● **Layout element annotations**
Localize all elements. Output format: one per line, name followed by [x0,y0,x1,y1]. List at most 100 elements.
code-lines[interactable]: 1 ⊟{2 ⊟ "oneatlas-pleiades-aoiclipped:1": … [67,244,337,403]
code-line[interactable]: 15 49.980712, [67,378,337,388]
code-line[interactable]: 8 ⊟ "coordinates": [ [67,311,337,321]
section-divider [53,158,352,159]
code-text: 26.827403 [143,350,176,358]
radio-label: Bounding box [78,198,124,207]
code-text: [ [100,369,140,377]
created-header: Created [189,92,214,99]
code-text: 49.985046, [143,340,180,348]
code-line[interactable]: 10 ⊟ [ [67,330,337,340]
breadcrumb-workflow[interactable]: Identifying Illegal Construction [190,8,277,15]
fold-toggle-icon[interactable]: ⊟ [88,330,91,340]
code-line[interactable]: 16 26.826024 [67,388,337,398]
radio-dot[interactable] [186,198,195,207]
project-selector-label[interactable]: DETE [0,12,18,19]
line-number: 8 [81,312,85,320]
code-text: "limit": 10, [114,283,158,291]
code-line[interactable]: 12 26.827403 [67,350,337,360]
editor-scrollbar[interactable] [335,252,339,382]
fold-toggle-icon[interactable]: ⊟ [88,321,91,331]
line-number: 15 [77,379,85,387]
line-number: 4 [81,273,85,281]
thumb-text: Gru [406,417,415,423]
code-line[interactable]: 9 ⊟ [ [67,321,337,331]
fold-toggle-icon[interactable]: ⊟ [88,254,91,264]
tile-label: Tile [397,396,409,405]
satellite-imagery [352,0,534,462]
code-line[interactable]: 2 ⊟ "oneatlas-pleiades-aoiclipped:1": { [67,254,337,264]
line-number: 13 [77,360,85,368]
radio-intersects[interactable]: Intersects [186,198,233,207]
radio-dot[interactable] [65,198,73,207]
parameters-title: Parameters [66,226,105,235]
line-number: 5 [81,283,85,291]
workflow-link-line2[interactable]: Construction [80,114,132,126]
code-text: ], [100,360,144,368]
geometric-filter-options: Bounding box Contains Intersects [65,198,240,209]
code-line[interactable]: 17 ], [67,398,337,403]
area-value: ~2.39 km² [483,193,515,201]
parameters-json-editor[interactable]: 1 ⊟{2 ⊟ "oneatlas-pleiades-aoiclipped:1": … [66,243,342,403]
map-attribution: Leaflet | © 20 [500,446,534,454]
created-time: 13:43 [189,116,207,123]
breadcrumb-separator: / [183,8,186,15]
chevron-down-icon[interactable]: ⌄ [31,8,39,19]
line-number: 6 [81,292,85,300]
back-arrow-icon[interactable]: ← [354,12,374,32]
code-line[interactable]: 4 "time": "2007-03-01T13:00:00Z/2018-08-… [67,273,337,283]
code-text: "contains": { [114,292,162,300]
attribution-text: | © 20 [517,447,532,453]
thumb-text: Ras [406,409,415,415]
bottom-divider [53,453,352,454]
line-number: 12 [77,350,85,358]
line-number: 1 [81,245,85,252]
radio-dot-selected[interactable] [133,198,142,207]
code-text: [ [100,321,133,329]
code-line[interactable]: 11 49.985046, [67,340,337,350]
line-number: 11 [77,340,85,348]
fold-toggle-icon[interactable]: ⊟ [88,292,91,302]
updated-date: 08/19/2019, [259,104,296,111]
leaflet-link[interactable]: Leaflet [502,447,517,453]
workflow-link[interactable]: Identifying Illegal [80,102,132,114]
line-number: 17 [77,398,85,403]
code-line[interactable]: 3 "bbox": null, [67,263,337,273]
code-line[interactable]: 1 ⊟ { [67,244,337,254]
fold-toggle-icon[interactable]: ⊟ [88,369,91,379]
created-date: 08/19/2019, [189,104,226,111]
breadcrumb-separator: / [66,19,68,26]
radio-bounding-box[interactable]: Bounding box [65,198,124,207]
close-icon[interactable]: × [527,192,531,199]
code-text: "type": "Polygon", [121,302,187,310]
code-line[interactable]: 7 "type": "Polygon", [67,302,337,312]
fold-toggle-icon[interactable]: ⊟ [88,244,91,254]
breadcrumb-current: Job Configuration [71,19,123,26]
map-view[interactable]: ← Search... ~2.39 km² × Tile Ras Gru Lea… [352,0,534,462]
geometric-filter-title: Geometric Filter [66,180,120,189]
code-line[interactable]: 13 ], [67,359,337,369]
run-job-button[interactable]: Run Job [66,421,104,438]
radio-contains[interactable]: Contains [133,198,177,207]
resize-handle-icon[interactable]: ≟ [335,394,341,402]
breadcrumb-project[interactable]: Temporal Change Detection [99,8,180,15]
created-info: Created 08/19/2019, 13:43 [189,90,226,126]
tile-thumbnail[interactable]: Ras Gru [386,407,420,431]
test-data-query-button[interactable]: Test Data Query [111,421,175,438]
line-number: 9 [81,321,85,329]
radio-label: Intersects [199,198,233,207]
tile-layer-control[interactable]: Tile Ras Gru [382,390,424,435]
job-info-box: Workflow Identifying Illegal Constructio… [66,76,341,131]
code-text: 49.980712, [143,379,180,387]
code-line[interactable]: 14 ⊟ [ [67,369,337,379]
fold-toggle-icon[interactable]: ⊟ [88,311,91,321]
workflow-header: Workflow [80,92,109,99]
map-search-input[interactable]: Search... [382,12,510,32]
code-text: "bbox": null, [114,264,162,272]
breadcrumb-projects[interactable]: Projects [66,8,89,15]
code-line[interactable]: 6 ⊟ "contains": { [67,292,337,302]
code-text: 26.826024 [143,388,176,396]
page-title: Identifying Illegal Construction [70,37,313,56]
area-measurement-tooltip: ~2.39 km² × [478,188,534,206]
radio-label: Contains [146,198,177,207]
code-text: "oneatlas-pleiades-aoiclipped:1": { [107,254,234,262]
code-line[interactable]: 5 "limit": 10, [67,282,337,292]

● **Task**
Please copy out every line of the material above without any changes.

● **Exercise solution**
Localize all elements. Output format: one per line, name followed by [x0,y0,x1,y1]. List at most 100 elements.
code-lines[interactable]: 1 ⊟{2 ⊟ "oneatlas-pleiades-aoiclipped:1": … [67,244,337,403]
code-line[interactable]: 15 49.980712, [67,378,337,388]
code-line[interactable]: 8 ⊟ "coordinates": [ [67,311,337,321]
section-divider [53,158,352,159]
code-text: 26.827403 [143,350,176,358]
radio-label: Bounding box [78,198,124,207]
code-text: [ [100,369,140,377]
created-header: Created [189,92,214,99]
code-text: 49.985046, [143,340,180,348]
code-line[interactable]: 10 ⊟ [ [67,330,337,340]
breadcrumb-workflow[interactable]: Identifying Illegal Construction [190,8,277,15]
fold-toggle-icon[interactable]: ⊟ [88,330,91,340]
code-line[interactable]: 16 26.826024 [67,388,337,398]
radio-dot[interactable] [186,198,195,207]
project-selector-label[interactable]: DETE [0,12,18,19]
line-number: 8 [81,312,85,320]
code-text: "limit": 10, [114,283,158,291]
code-line[interactable]: 12 26.827403 [67,350,337,360]
editor-scrollbar[interactable] [335,252,339,382]
fold-toggle-icon[interactable]: ⊟ [88,321,91,331]
line-number: 15 [77,379,85,387]
line-number: 4 [81,273,85,281]
thumb-text: Gru [406,417,415,423]
code-line[interactable]: 9 ⊟ [ [67,321,337,331]
fold-toggle-icon[interactable]: ⊟ [88,254,91,264]
tile-label: Tile [397,396,409,405]
satellite-imagery [352,0,534,462]
code-line[interactable]: 2 ⊟ "oneatlas-pleiades-aoiclipped:1": { [67,254,337,264]
line-number: 13 [77,360,85,368]
radio-intersects[interactable]: Intersects [186,198,233,207]
radio-dot[interactable] [65,198,73,207]
parameters-title: Parameters [66,226,105,235]
line-number: 5 [81,283,85,291]
workflow-link-line2[interactable]: Construction [80,114,132,126]
code-text: ], [100,360,144,368]
geometric-filter-options: Bounding box Contains Intersects [65,198,240,209]
code-line[interactable]: 17 ], [67,398,337,403]
area-value: ~2.39 km² [483,193,515,201]
parameters-json-editor[interactable]: 1 ⊟{2 ⊟ "oneatlas-pleiades-aoiclipped:1": … [66,243,342,403]
map-attribution: Leaflet | © 20 [500,446,534,454]
created-time: 13:43 [189,116,207,123]
breadcrumb-separator: / [183,8,186,15]
chevron-down-icon[interactable]: ⌄ [31,8,39,19]
line-number: 6 [81,292,85,300]
back-arrow-icon[interactable]: ← [354,12,374,32]
code-line[interactable]: 4 "time": "2007-03-01T13:00:00Z/2018-08-… [67,273,337,283]
code-text: "contains": { [114,292,162,300]
attribution-text: | © 20 [517,447,532,453]
thumb-text: Ras [406,409,415,415]
bottom-divider [53,453,352,454]
line-number: 12 [77,350,85,358]
line-number: 1 [81,245,85,252]
radio-dot-selected[interactable] [133,198,142,207]
code-text: [ [100,321,133,329]
code-line[interactable]: 11 49.985046, [67,340,337,350]
line-number: 11 [77,340,85,348]
fold-toggle-icon[interactable]: ⊟ [88,292,91,302]
updated-date: 08/19/2019, [259,104,296,111]
leaflet-link[interactable]: Leaflet [502,447,517,453]
workflow-link[interactable]: Identifying Illegal [80,102,132,114]
line-number: 17 [77,398,85,403]
code-line[interactable]: 3 "bbox": null, [67,263,337,273]
code-line[interactable]: 1 ⊟ { [67,244,337,254]
fold-toggle-icon[interactable]: ⊟ [88,369,91,379]
created-date: 08/19/2019, [189,104,226,111]
breadcrumb-separator: / [66,19,68,26]
radio-bounding-box[interactable]: Bounding box [65,198,124,207]
close-icon[interactable]: × [527,192,531,199]
code-text: "type": "Polygon", [121,302,187,310]
code-line[interactable]: 7 "type": "Polygon", [67,302,337,312]
fold-toggle-icon[interactable]: ⊟ [88,244,91,254]
breadcrumb-current: Job Configuration [71,19,123,26]
map-view[interactable]: ← Search... ~2.39 km² × Tile Ras Gru Lea… [352,0,534,462]
geometric-filter-title: Geometric Filter [66,180,120,189]
code-line[interactable]: 13 ], [67,359,337,369]
run-job-button[interactable]: Run Job [66,421,104,438]
radio-contains[interactable]: Contains [133,198,177,207]
resize-handle-icon[interactable]: ≟ [335,394,341,402]
breadcrumb-project[interactable]: Temporal Change Detection [99,8,180,15]
created-info: Created 08/19/2019, 13:43 [189,90,226,126]
tile-thumbnail[interactable]: Ras Gru [386,407,420,431]
test-data-query-button[interactable]: Test Data Query [111,421,175,438]
line-number: 9 [81,321,85,329]
radio-label: Intersects [199,198,233,207]
tile-layer-control[interactable]: Tile Ras Gru [382,390,424,435]
job-info-box: Workflow Identifying Illegal Constructio… [66,76,341,131]
code-text: 49.980712, [143,379,180,387]
code-line[interactable]: 14 ⊟ [ [67,369,337,379]
fold-toggle-icon[interactable]: ⊟ [88,311,91,321]
workflow-header: Workflow [80,92,109,99]
map-search-input[interactable]: Search... [382,12,510,32]
code-text: "bbox": null, [114,264,162,272]
breadcrumb-projects[interactable]: Projects [66,8,89,15]
code-line[interactable]: 6 ⊟ "contains": { [67,292,337,302]
code-text: 26.826024 [143,388,176,396]
page-title: Identifying Illegal Construction [70,37,313,56]
area-measurement-tooltip: ~2.39 km² × [478,188,534,206]
radio-label: Contains [146,198,177,207]
code-text: "oneatlas-pleiades-aoiclipped:1": { [107,254,234,262]
code-line[interactable]: 5 "limit": 10, [67,282,337,292]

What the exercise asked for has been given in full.